─── AVAILABLE DATA ───

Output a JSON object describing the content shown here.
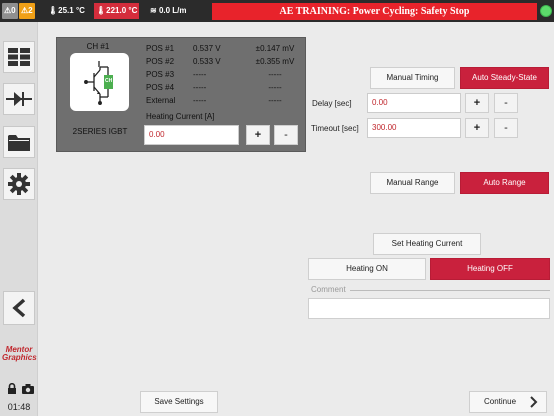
{
  "status_bar": {
    "alarm_grey_count": "0",
    "alarm_orange_count": "2",
    "temp1": "25.1 °C",
    "temp2": "221.0 °C",
    "flow": "0.0 L/m",
    "banner": "AE TRAINING: Power Cycling: Safety Stop",
    "status_color": "#5cdb6b",
    "banner_color": "#e8232b"
  },
  "sidebar": {
    "items": [
      {
        "name": "grid-view",
        "icon": "grid-icon"
      },
      {
        "name": "diode",
        "icon": "diode-icon"
      },
      {
        "name": "folder",
        "icon": "folder-icon"
      },
      {
        "name": "settings",
        "icon": "gear-icon"
      },
      {
        "name": "back",
        "icon": "chevron-left-icon"
      }
    ],
    "logo": "Mentor Graphics",
    "logo_line1": "Mentor",
    "logo_line2": "Graphics",
    "time": "01:48"
  },
  "channel": {
    "title": "CH #1",
    "icon_tag": "CH",
    "device": "2SERIES IGBT",
    "positions": [
      {
        "label": "POS #1",
        "v": "0.537 V",
        "mv": "±0.147 mV"
      },
      {
        "label": "POS #2",
        "v": "0.533 V",
        "mv": "±0.355 mV"
      },
      {
        "label": "POS #3",
        "v": "-----",
        "mv": "-----"
      },
      {
        "label": "POS #4",
        "v": "-----",
        "mv": "-----"
      },
      {
        "label": "External",
        "v": "-----",
        "mv": "-----"
      }
    ],
    "heating_current_label": "Heating Current [A]",
    "heating_current_value": "0.00",
    "plus": "+",
    "minus": "-"
  },
  "timing": {
    "manual_label": "Manual Timing",
    "auto_label": "Auto Steady-State",
    "delay_label": "Delay [sec]",
    "delay_value": "0.00",
    "timeout_label": "Timeout [sec]",
    "timeout_value": "300.00",
    "plus": "+",
    "minus": "-"
  },
  "range": {
    "manual_label": "Manual Range",
    "auto_label": "Auto Range"
  },
  "heating": {
    "set_current_label": "Set Heating Current",
    "on_label": "Heating ON",
    "off_label": "Heating OFF"
  },
  "comment": {
    "label": "Comment",
    "value": ""
  },
  "bottom": {
    "save_label": "Save Settings",
    "continue_label": "Continue"
  },
  "colors": {
    "accent_red": "#c9213d",
    "value_red": "#c0272d",
    "panel_grey": "#6f6f6f"
  }
}
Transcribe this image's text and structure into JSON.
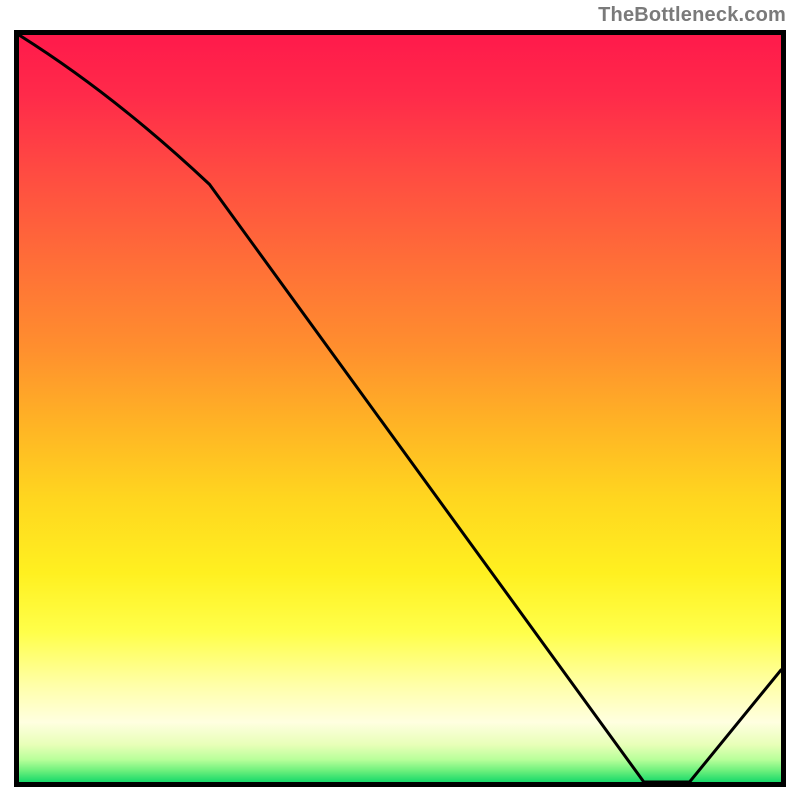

───

BRIEF:
Copy each line holding the word "Manual" from the listing above.

ANSWER TO THIS EXERCISE:
    "manual_label": "Manual Timing",
    "manual_label": "Manual Range",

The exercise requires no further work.